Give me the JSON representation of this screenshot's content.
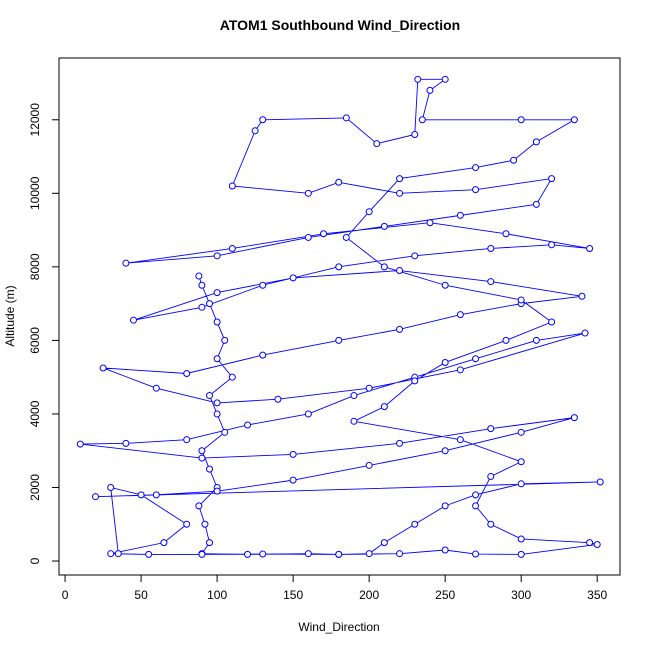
{
  "chart_data": {
    "type": "line",
    "title": "ATOM1 Southbound Wind_Direction",
    "x_label": "Wind_Direction",
    "y_label": "Altitude (m)",
    "color": "#0000ff",
    "xlim": [
      -4,
      365
    ],
    "ylim": [
      -380,
      13680
    ],
    "xticks": [
      0,
      50,
      100,
      150,
      200,
      250,
      300,
      350
    ],
    "yticks": [
      0,
      2000,
      4000,
      6000,
      8000,
      10000,
      12000
    ],
    "x": [
      88,
      90,
      95,
      100,
      105,
      100,
      110,
      95,
      100,
      105,
      90,
      95,
      100,
      88,
      92,
      95,
      90,
      120,
      160,
      180,
      200,
      210,
      230,
      250,
      270,
      300,
      352,
      20,
      60,
      100,
      150,
      200,
      250,
      300,
      335,
      280,
      220,
      150,
      90,
      10,
      40,
      80,
      120,
      160,
      190,
      230,
      270,
      310,
      342,
      260,
      200,
      140,
      100,
      60,
      25,
      80,
      130,
      180,
      220,
      260,
      300,
      340,
      280,
      220,
      150,
      100,
      45,
      90,
      130,
      180,
      230,
      280,
      320,
      345,
      290,
      240,
      170,
      110,
      40,
      100,
      160,
      210,
      260,
      310,
      320,
      270,
      220,
      180,
      160,
      110,
      125,
      130,
      185,
      205,
      230,
      232,
      250,
      240,
      235,
      300,
      335,
      310,
      295,
      270,
      220,
      200,
      185,
      210,
      250,
      300,
      320,
      290,
      250,
      230,
      210,
      190,
      260,
      300,
      280,
      270,
      280,
      300,
      345,
      350,
      300,
      270,
      250,
      220,
      180,
      130,
      90,
      55,
      30,
      65,
      80,
      50,
      30,
      35
    ],
    "values": [
      7750,
      7500,
      7000,
      6500,
      6000,
      5500,
      5000,
      4500,
      4000,
      3500,
      3000,
      2500,
      2000,
      1500,
      1000,
      500,
      200,
      180,
      200,
      180,
      200,
      500,
      1000,
      1500,
      1800,
      2100,
      2150,
      1750,
      1800,
      1900,
      2200,
      2600,
      3000,
      3500,
      3900,
      3600,
      3200,
      2900,
      2800,
      3180,
      3200,
      3300,
      3700,
      4000,
      4500,
      5000,
      5500,
      6000,
      6200,
      5200,
      4700,
      4400,
      4300,
      4700,
      5250,
      5100,
      5600,
      6000,
      6300,
      6700,
      7000,
      7200,
      7600,
      7900,
      7700,
      7300,
      6550,
      6900,
      7500,
      8000,
      8300,
      8500,
      8600,
      8500,
      8900,
      9200,
      8900,
      8500,
      8100,
      8300,
      8800,
      9100,
      9400,
      9700,
      10400,
      10100,
      10000,
      10300,
      10000,
      10200,
      11700,
      12000,
      12050,
      11350,
      11600,
      13100,
      13100,
      12800,
      12000,
      12000,
      12000,
      11400,
      10900,
      10700,
      10400,
      9500,
      8800,
      8000,
      7500,
      7100,
      6500,
      6000,
      5400,
      4900,
      4200,
      3800,
      3300,
      2700,
      2300,
      1500,
      1000,
      600,
      500,
      450,
      180,
      190,
      300,
      200,
      180,
      190,
      180,
      180,
      200,
      500,
      1000,
      1800,
      2000,
      200
    ]
  }
}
--
▶ AIM OF THE TASK
Copy out all of the data word for word. Do not carry over any picture.

▶ SOLUTION FOR THIS TASK
Give me the JSON representation of this screenshot's content.
{
  "chart_data": {
    "type": "line",
    "title": "ATOM1 Southbound Wind_Direction",
    "x_label": "Wind_Direction",
    "y_label": "Altitude (m)",
    "color": "#0000ff",
    "xlim": [
      -4,
      365
    ],
    "ylim": [
      -380,
      13680
    ],
    "xticks": [
      0,
      50,
      100,
      150,
      200,
      250,
      300,
      350
    ],
    "yticks": [
      0,
      2000,
      4000,
      6000,
      8000,
      10000,
      12000
    ],
    "x": [
      88,
      90,
      95,
      100,
      105,
      100,
      110,
      95,
      100,
      105,
      90,
      95,
      100,
      88,
      92,
      95,
      90,
      120,
      160,
      180,
      200,
      210,
      230,
      250,
      270,
      300,
      352,
      20,
      60,
      100,
      150,
      200,
      250,
      300,
      335,
      280,
      220,
      150,
      90,
      10,
      40,
      80,
      120,
      160,
      190,
      230,
      270,
      310,
      342,
      260,
      200,
      140,
      100,
      60,
      25,
      80,
      130,
      180,
      220,
      260,
      300,
      340,
      280,
      220,
      150,
      100,
      45,
      90,
      130,
      180,
      230,
      280,
      320,
      345,
      290,
      240,
      170,
      110,
      40,
      100,
      160,
      210,
      260,
      310,
      320,
      270,
      220,
      180,
      160,
      110,
      125,
      130,
      185,
      205,
      230,
      232,
      250,
      240,
      235,
      300,
      335,
      310,
      295,
      270,
      220,
      200,
      185,
      210,
      250,
      300,
      320,
      290,
      250,
      230,
      210,
      190,
      260,
      300,
      280,
      270,
      280,
      300,
      345,
      350,
      300,
      270,
      250,
      220,
      180,
      130,
      90,
      55,
      30,
      65,
      80,
      50,
      30,
      35
    ],
    "values": [
      7750,
      7500,
      7000,
      6500,
      6000,
      5500,
      5000,
      4500,
      4000,
      3500,
      3000,
      2500,
      2000,
      1500,
      1000,
      500,
      200,
      180,
      200,
      180,
      200,
      500,
      1000,
      1500,
      1800,
      2100,
      2150,
      1750,
      1800,
      1900,
      2200,
      2600,
      3000,
      3500,
      3900,
      3600,
      3200,
      2900,
      2800,
      3180,
      3200,
      3300,
      3700,
      4000,
      4500,
      5000,
      5500,
      6000,
      6200,
      5200,
      4700,
      4400,
      4300,
      4700,
      5250,
      5100,
      5600,
      6000,
      6300,
      6700,
      7000,
      7200,
      7600,
      7900,
      7700,
      7300,
      6550,
      6900,
      7500,
      8000,
      8300,
      8500,
      8600,
      8500,
      8900,
      9200,
      8900,
      8500,
      8100,
      8300,
      8800,
      9100,
      9400,
      9700,
      10400,
      10100,
      10000,
      10300,
      10000,
      10200,
      11700,
      12000,
      12050,
      11350,
      11600,
      13100,
      13100,
      12800,
      12000,
      12000,
      12000,
      11400,
      10900,
      10700,
      10400,
      9500,
      8800,
      8000,
      7500,
      7100,
      6500,
      6000,
      5400,
      4900,
      4200,
      3800,
      3300,
      2700,
      2300,
      1500,
      1000,
      600,
      500,
      450,
      180,
      190,
      300,
      200,
      180,
      190,
      180,
      180,
      200,
      500,
      1000,
      1800,
      2000,
      200
    ]
  }
}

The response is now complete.